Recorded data

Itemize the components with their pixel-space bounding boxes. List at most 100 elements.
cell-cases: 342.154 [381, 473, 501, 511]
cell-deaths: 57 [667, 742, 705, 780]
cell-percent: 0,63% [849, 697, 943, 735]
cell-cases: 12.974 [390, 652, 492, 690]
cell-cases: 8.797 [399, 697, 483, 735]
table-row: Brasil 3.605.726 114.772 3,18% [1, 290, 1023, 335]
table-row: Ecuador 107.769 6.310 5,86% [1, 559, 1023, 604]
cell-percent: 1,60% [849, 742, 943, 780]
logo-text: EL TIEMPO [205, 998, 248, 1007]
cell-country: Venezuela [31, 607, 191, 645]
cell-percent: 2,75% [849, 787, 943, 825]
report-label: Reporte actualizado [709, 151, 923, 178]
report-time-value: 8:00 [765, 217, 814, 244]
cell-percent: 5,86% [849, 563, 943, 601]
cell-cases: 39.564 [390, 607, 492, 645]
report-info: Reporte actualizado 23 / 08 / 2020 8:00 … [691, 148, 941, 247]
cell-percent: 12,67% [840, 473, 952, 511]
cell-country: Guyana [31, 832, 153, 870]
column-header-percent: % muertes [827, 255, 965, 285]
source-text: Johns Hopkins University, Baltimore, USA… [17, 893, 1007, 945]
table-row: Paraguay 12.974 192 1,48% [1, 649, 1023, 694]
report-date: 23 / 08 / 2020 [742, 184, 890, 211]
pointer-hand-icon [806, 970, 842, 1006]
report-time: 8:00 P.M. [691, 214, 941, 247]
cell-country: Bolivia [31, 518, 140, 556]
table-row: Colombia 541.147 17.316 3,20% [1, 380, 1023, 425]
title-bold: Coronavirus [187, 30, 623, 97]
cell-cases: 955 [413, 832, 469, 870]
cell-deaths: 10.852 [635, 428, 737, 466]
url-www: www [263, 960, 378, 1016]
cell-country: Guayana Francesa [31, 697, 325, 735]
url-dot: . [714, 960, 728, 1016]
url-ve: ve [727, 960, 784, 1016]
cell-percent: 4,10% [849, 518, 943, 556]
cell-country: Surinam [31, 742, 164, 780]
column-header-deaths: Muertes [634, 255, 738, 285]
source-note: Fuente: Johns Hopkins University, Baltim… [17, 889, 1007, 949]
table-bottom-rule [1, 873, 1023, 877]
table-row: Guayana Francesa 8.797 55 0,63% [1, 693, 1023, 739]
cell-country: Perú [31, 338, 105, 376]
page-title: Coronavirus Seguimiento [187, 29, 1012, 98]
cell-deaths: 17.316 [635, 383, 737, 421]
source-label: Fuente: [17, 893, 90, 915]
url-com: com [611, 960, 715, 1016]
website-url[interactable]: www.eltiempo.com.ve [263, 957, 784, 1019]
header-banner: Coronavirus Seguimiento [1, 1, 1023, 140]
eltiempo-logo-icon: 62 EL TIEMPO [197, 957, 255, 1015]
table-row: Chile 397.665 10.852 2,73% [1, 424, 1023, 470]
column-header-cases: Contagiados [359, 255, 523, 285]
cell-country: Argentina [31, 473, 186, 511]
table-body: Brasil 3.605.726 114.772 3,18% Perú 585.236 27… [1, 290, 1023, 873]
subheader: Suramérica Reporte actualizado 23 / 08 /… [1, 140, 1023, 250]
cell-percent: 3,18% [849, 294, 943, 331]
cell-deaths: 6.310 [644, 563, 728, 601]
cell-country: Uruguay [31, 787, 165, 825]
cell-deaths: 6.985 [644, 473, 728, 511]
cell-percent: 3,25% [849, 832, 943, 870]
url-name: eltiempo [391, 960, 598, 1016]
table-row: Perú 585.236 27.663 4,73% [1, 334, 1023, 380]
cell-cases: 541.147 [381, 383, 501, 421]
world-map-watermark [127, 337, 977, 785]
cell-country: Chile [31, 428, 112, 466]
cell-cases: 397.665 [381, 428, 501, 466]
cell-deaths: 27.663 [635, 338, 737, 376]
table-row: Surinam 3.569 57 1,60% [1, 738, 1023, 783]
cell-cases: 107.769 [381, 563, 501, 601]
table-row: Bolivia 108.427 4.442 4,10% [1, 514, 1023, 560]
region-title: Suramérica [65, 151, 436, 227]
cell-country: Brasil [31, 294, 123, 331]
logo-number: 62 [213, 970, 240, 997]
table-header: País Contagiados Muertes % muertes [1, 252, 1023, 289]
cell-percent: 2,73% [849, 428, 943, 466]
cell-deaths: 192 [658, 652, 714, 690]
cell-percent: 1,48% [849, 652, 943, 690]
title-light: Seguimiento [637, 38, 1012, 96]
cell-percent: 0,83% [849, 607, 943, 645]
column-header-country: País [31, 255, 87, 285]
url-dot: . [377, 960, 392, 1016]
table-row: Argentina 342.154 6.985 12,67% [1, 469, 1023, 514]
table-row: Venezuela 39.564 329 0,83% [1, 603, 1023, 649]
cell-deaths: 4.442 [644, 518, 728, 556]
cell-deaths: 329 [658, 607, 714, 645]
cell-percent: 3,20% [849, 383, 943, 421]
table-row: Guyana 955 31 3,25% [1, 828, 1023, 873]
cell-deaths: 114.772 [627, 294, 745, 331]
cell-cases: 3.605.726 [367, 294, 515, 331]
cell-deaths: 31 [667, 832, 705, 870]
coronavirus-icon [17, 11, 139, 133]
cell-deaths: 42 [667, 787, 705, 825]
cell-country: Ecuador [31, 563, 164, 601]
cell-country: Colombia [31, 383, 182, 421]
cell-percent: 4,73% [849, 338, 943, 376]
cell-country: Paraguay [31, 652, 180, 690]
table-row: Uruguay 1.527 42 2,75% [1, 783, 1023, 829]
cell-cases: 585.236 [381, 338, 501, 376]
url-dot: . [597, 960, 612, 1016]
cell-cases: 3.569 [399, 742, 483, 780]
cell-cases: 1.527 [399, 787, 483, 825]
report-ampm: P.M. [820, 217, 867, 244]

EXERCISE OBJECTIVE ▸
Whatever appears in the lines above should be copied exactly.

EXERCISE RESULT ▸
Itemize the components with their pixel-space bounding boxes. List at most 100 elements.
cell-cases: 342.154 [381, 473, 501, 511]
cell-deaths: 57 [667, 742, 705, 780]
cell-percent: 0,63% [849, 697, 943, 735]
cell-cases: 12.974 [390, 652, 492, 690]
cell-cases: 8.797 [399, 697, 483, 735]
table-row: Brasil 3.605.726 114.772 3,18% [1, 290, 1023, 335]
table-row: Ecuador 107.769 6.310 5,86% [1, 559, 1023, 604]
cell-percent: 1,60% [849, 742, 943, 780]
logo-text: EL TIEMPO [205, 998, 248, 1007]
cell-country: Venezuela [31, 607, 191, 645]
cell-percent: 2,75% [849, 787, 943, 825]
report-label: Reporte actualizado [709, 151, 923, 178]
report-time-value: 8:00 [765, 217, 814, 244]
cell-percent: 5,86% [849, 563, 943, 601]
cell-cases: 39.564 [390, 607, 492, 645]
report-info: Reporte actualizado 23 / 08 / 2020 8:00 … [691, 148, 941, 247]
cell-percent: 12,67% [840, 473, 952, 511]
cell-country: Guyana [31, 832, 153, 870]
column-header-percent: % muertes [827, 255, 965, 285]
source-text: Johns Hopkins University, Baltimore, USA… [17, 893, 1007, 945]
table-row: Paraguay 12.974 192 1,48% [1, 649, 1023, 694]
report-date: 23 / 08 / 2020 [742, 184, 890, 211]
pointer-hand-icon [806, 970, 842, 1006]
report-time: 8:00 P.M. [691, 214, 941, 247]
cell-country: Bolivia [31, 518, 140, 556]
table-row: Colombia 541.147 17.316 3,20% [1, 380, 1023, 425]
title-bold: Coronavirus [187, 30, 623, 97]
cell-cases: 955 [413, 832, 469, 870]
cell-deaths: 10.852 [635, 428, 737, 466]
url-www: www [263, 960, 378, 1016]
cell-country: Guayana Francesa [31, 697, 325, 735]
url-dot: . [714, 960, 728, 1016]
url-ve: ve [727, 960, 784, 1016]
cell-percent: 4,10% [849, 518, 943, 556]
cell-country: Surinam [31, 742, 164, 780]
column-header-deaths: Muertes [634, 255, 738, 285]
source-note: Fuente: Johns Hopkins University, Baltim… [17, 889, 1007, 949]
table-bottom-rule [1, 873, 1023, 877]
table-row: Guayana Francesa 8.797 55 0,63% [1, 693, 1023, 739]
cell-country: Perú [31, 338, 105, 376]
page-title: Coronavirus Seguimiento [187, 29, 1012, 98]
cell-deaths: 17.316 [635, 383, 737, 421]
source-label: Fuente: [17, 893, 90, 915]
url-com: com [611, 960, 715, 1016]
website-url[interactable]: www.eltiempo.com.ve [263, 957, 784, 1019]
header-banner: Coronavirus Seguimiento [1, 1, 1023, 140]
eltiempo-logo-icon: 62 EL TIEMPO [197, 957, 255, 1015]
table-row: Chile 397.665 10.852 2,73% [1, 424, 1023, 470]
column-header-cases: Contagiados [359, 255, 523, 285]
cell-country: Argentina [31, 473, 186, 511]
table-body: Brasil 3.605.726 114.772 3,18% Perú 585.236 27… [1, 290, 1023, 873]
subheader: Suramérica Reporte actualizado 23 / 08 /… [1, 140, 1023, 250]
cell-percent: 3,18% [849, 294, 943, 331]
cell-deaths: 6.310 [644, 563, 728, 601]
cell-country: Uruguay [31, 787, 165, 825]
cell-deaths: 6.985 [644, 473, 728, 511]
cell-percent: 3,25% [849, 832, 943, 870]
url-name: eltiempo [391, 960, 598, 1016]
table-row: Perú 585.236 27.663 4,73% [1, 334, 1023, 380]
cell-cases: 541.147 [381, 383, 501, 421]
world-map-watermark [127, 337, 977, 785]
cell-country: Chile [31, 428, 112, 466]
cell-cases: 397.665 [381, 428, 501, 466]
cell-deaths: 27.663 [635, 338, 737, 376]
table-row: Surinam 3.569 57 1,60% [1, 738, 1023, 783]
cell-cases: 107.769 [381, 563, 501, 601]
table-row: Bolivia 108.427 4.442 4,10% [1, 514, 1023, 560]
region-title: Suramérica [65, 151, 436, 227]
cell-country: Brasil [31, 294, 123, 331]
logo-number: 62 [213, 970, 240, 997]
table-header: País Contagiados Muertes % muertes [1, 252, 1023, 289]
cell-percent: 2,73% [849, 428, 943, 466]
cell-deaths: 192 [658, 652, 714, 690]
cell-percent: 1,48% [849, 652, 943, 690]
title-light: Seguimiento [637, 38, 1012, 96]
cell-percent: 0,83% [849, 607, 943, 645]
column-header-country: País [31, 255, 87, 285]
url-dot: . [377, 960, 392, 1016]
table-row: Argentina 342.154 6.985 12,67% [1, 469, 1023, 514]
table-row: Venezuela 39.564 329 0,83% [1, 603, 1023, 649]
cell-deaths: 4.442 [644, 518, 728, 556]
cell-deaths: 329 [658, 607, 714, 645]
cell-percent: 3,20% [849, 383, 943, 421]
table-row: Guyana 955 31 3,25% [1, 828, 1023, 873]
cell-deaths: 114.772 [627, 294, 745, 331]
cell-cases: 3.605.726 [367, 294, 515, 331]
cell-deaths: 31 [667, 832, 705, 870]
coronavirus-icon [17, 11, 139, 133]
cell-deaths: 42 [667, 787, 705, 825]
cell-country: Ecuador [31, 563, 164, 601]
cell-country: Colombia [31, 383, 182, 421]
cell-percent: 4,73% [849, 338, 943, 376]
cell-country: Paraguay [31, 652, 180, 690]
table-row: Uruguay 1.527 42 2,75% [1, 783, 1023, 829]
cell-cases: 585.236 [381, 338, 501, 376]
url-dot: . [597, 960, 612, 1016]
cell-cases: 3.569 [399, 742, 483, 780]
cell-cases: 1.527 [399, 787, 483, 825]
report-ampm: P.M. [820, 217, 867, 244]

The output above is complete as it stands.